Provided records:

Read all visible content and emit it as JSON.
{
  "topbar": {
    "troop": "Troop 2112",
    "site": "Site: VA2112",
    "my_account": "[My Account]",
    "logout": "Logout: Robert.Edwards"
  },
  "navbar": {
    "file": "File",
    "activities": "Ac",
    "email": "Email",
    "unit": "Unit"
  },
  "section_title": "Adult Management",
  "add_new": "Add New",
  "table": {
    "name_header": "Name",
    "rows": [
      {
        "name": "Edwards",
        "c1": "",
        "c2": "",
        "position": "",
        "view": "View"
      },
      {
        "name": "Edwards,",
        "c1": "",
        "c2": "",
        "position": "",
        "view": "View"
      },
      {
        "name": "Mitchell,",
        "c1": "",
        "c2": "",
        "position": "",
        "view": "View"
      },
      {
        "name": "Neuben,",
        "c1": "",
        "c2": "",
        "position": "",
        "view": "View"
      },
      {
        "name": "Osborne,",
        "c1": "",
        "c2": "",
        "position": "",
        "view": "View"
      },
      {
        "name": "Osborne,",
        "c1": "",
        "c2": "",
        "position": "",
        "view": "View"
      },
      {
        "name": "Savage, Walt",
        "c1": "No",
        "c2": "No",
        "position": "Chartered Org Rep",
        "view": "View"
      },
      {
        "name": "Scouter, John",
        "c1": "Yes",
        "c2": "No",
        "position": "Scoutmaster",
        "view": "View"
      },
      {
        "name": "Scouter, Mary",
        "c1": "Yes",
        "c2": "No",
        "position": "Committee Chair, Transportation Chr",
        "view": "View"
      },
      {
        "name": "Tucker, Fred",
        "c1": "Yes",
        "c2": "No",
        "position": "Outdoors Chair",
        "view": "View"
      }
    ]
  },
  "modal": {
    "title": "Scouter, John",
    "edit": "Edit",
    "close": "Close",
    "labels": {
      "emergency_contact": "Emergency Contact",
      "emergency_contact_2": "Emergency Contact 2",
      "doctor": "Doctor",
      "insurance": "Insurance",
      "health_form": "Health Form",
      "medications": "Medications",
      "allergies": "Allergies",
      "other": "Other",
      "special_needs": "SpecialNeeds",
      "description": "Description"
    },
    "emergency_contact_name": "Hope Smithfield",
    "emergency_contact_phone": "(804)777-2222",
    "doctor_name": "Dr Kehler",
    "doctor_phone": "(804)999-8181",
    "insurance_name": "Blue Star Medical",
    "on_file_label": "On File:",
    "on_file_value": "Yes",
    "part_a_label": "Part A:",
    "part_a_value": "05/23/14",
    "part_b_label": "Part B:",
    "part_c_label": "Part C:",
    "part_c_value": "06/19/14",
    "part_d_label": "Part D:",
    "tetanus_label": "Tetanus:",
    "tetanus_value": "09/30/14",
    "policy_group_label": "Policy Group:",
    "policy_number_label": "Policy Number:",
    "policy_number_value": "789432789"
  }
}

Exercise aim: Repeat the whole listing exactly, keeping every line intact.

Task response:
Read all visible content and emit it as JSON.
{
  "topbar": {
    "troop": "Troop 2112",
    "site": "Site: VA2112",
    "my_account": "[My Account]",
    "logout": "Logout: Robert.Edwards"
  },
  "navbar": {
    "file": "File",
    "activities": "Ac",
    "email": "Email",
    "unit": "Unit"
  },
  "section_title": "Adult Management",
  "add_new": "Add New",
  "table": {
    "name_header": "Name",
    "rows": [
      {
        "name": "Edwards",
        "c1": "",
        "c2": "",
        "position": "",
        "view": "View"
      },
      {
        "name": "Edwards,",
        "c1": "",
        "c2": "",
        "position": "",
        "view": "View"
      },
      {
        "name": "Mitchell,",
        "c1": "",
        "c2": "",
        "position": "",
        "view": "View"
      },
      {
        "name": "Neuben,",
        "c1": "",
        "c2": "",
        "position": "",
        "view": "View"
      },
      {
        "name": "Osborne,",
        "c1": "",
        "c2": "",
        "position": "",
        "view": "View"
      },
      {
        "name": "Osborne,",
        "c1": "",
        "c2": "",
        "position": "",
        "view": "View"
      },
      {
        "name": "Savage, Walt",
        "c1": "No",
        "c2": "No",
        "position": "Chartered Org Rep",
        "view": "View"
      },
      {
        "name": "Scouter, John",
        "c1": "Yes",
        "c2": "No",
        "position": "Scoutmaster",
        "view": "View"
      },
      {
        "name": "Scouter, Mary",
        "c1": "Yes",
        "c2": "No",
        "position": "Committee Chair, Transportation Chr",
        "view": "View"
      },
      {
        "name": "Tucker, Fred",
        "c1": "Yes",
        "c2": "No",
        "position": "Outdoors Chair",
        "view": "View"
      }
    ]
  },
  "modal": {
    "title": "Scouter, John",
    "edit": "Edit",
    "close": "Close",
    "labels": {
      "emergency_contact": "Emergency Contact",
      "emergency_contact_2": "Emergency Contact 2",
      "doctor": "Doctor",
      "insurance": "Insurance",
      "health_form": "Health Form",
      "medications": "Medications",
      "allergies": "Allergies",
      "other": "Other",
      "special_needs": "SpecialNeeds",
      "description": "Description"
    },
    "emergency_contact_name": "Hope Smithfield",
    "emergency_contact_phone": "(804)777-2222",
    "doctor_name": "Dr Kehler",
    "doctor_phone": "(804)999-8181",
    "insurance_name": "Blue Star Medical",
    "on_file_label": "On File:",
    "on_file_value": "Yes",
    "part_a_label": "Part A:",
    "part_a_value": "05/23/14",
    "part_b_label": "Part B:",
    "part_c_label": "Part C:",
    "part_c_value": "06/19/14",
    "part_d_label": "Part D:",
    "tetanus_label": "Tetanus:",
    "tetanus_value": "09/30/14",
    "policy_group_label": "Policy Group:",
    "policy_number_label": "Policy Number:",
    "policy_number_value": "789432789"
  }
}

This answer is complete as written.